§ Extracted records
☆ ☆ ☆ ☆ ☆
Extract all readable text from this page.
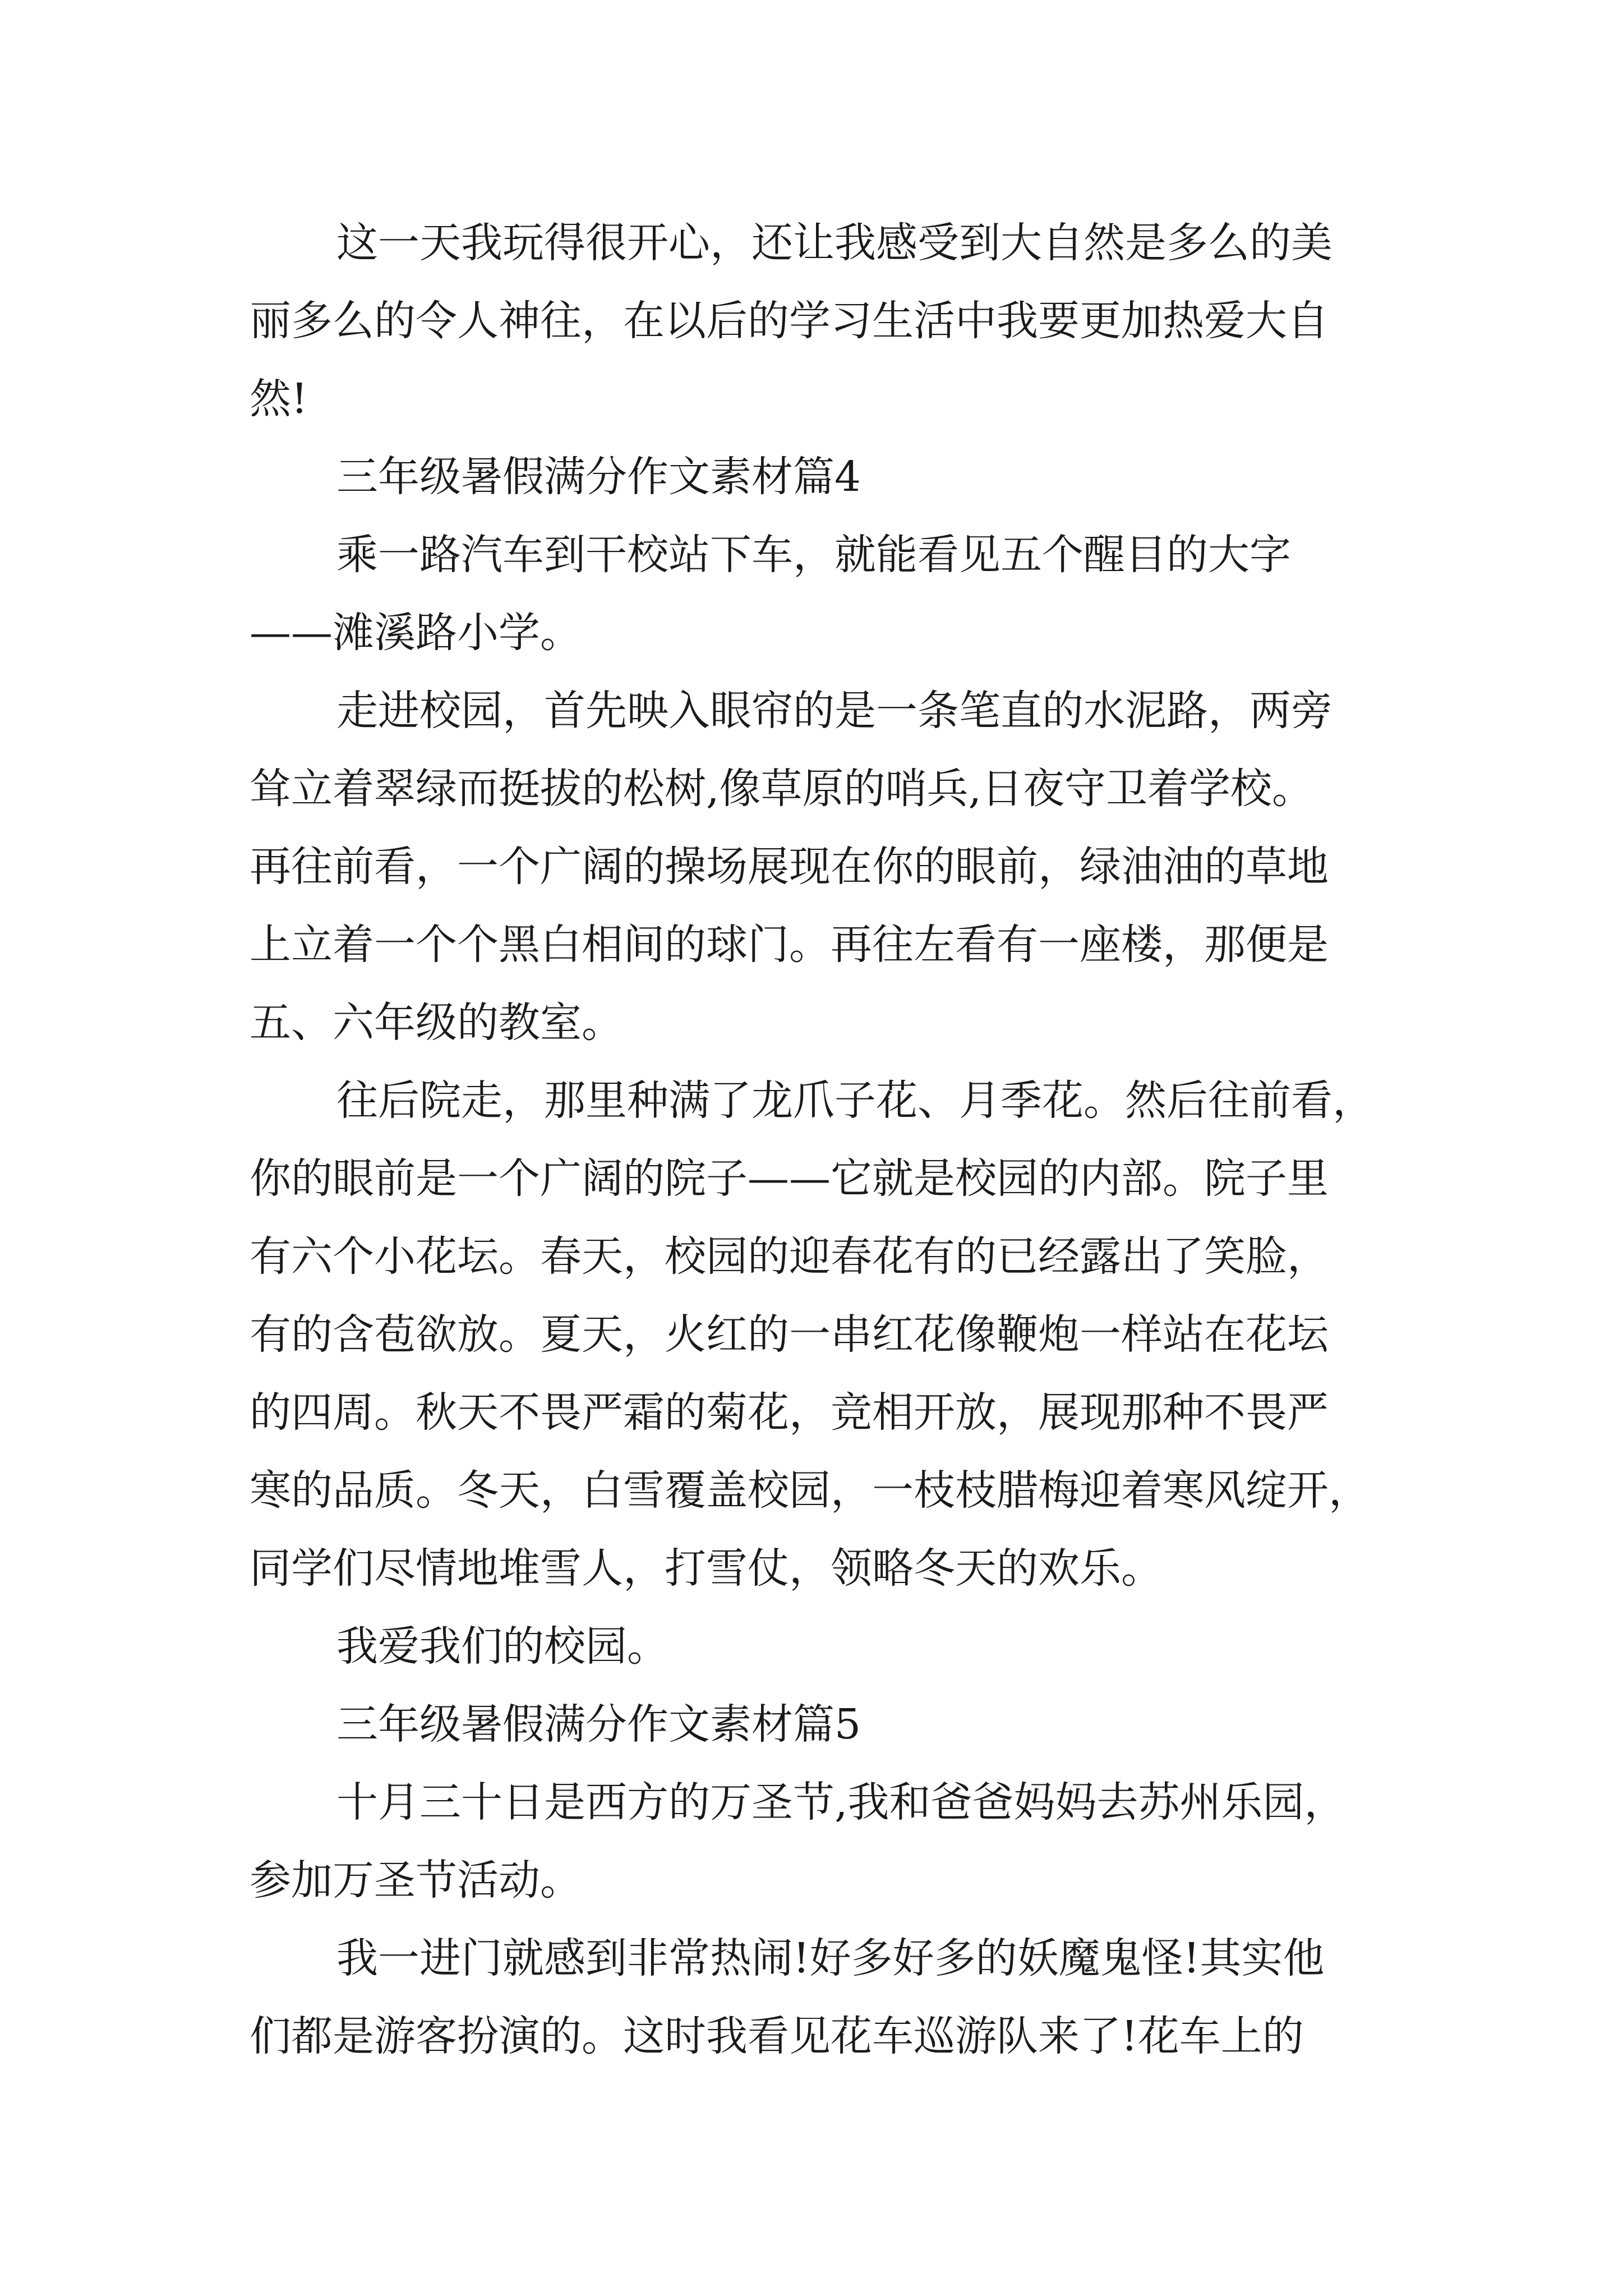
这一天我玩得很开心，还让我感受到大自然是多么的美

丽多么的令人神往，在以后的学习生活中我要更加热爱大自

然!

三年级暑假满分作文素材篇4

乘一路汽车到干校站下车，就能看见五个醒目的大字

——滩溪路小学。

走进校园，首先映入眼帘的是一条笔直的水泥路，两旁

耸立着翠绿而挺拔的松树,像草原的哨兵,日夜守卫着学校。

再往前看，一个广阔的操场展现在你的眼前，绿油油的草地

上立着一个个黑白相间的球门。再往左看有一座楼，那便是

五、六年级的教室。

往后院走，那里种满了龙爪子花、月季花。然后往前看，

你的眼前是一个广阔的院子——它就是校园的内部。院子里

有六个小花坛。春天，校园的迎春花有的已经露出了笑脸，

有的含苞欲放。夏天，火红的一串红花像鞭炮一样站在花坛

的四周。秋天不畏严霜的菊花，竞相开放，展现那种不畏严

寒的品质。冬天，白雪覆盖校园，一枝枝腊梅迎着寒风绽开，

同学们尽情地堆雪人，打雪仗，领略冬天的欢乐。

我爱我们的校园。

三年级暑假满分作文素材篇5

十月三十日是西方的万圣节,我和爸爸妈妈去苏州乐园，

参加万圣节活动。

我一进门就感到非常热闹!好多好多的妖魔鬼怪!其实他

们都是游客扮演的。这时我看见花车巡游队来了!花车上的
☆ ☆ ☆ ☆ ☆
§ EXERCISE TASK
Repeat the listing in full and exactly. Do not include any images.

§ RESULT
Extract all readable text from this page.
这一天我玩得很开心，还让我感受到大自然是多么的美

丽多么的令人神往，在以后的学习生活中我要更加热爱大自

然!

三年级暑假满分作文素材篇4

乘一路汽车到干校站下车，就能看见五个醒目的大字

——滩溪路小学。

走进校园，首先映入眼帘的是一条笔直的水泥路，两旁

耸立着翠绿而挺拔的松树,像草原的哨兵,日夜守卫着学校。

再往前看，一个广阔的操场展现在你的眼前，绿油油的草地

上立着一个个黑白相间的球门。再往左看有一座楼，那便是

五、六年级的教室。

往后院走，那里种满了龙爪子花、月季花。然后往前看，

你的眼前是一个广阔的院子——它就是校园的内部。院子里

有六个小花坛。春天，校园的迎春花有的已经露出了笑脸，

有的含苞欲放。夏天，火红的一串红花像鞭炮一样站在花坛

的四周。秋天不畏严霜的菊花，竞相开放，展现那种不畏严

寒的品质。冬天，白雪覆盖校园，一枝枝腊梅迎着寒风绽开，

同学们尽情地堆雪人，打雪仗，领略冬天的欢乐。

我爱我们的校园。

三年级暑假满分作文素材篇5

十月三十日是西方的万圣节,我和爸爸妈妈去苏州乐园，

参加万圣节活动。

我一进门就感到非常热闹!好多好多的妖魔鬼怪!其实他

们都是游客扮演的。这时我看见花车巡游队来了!花车上的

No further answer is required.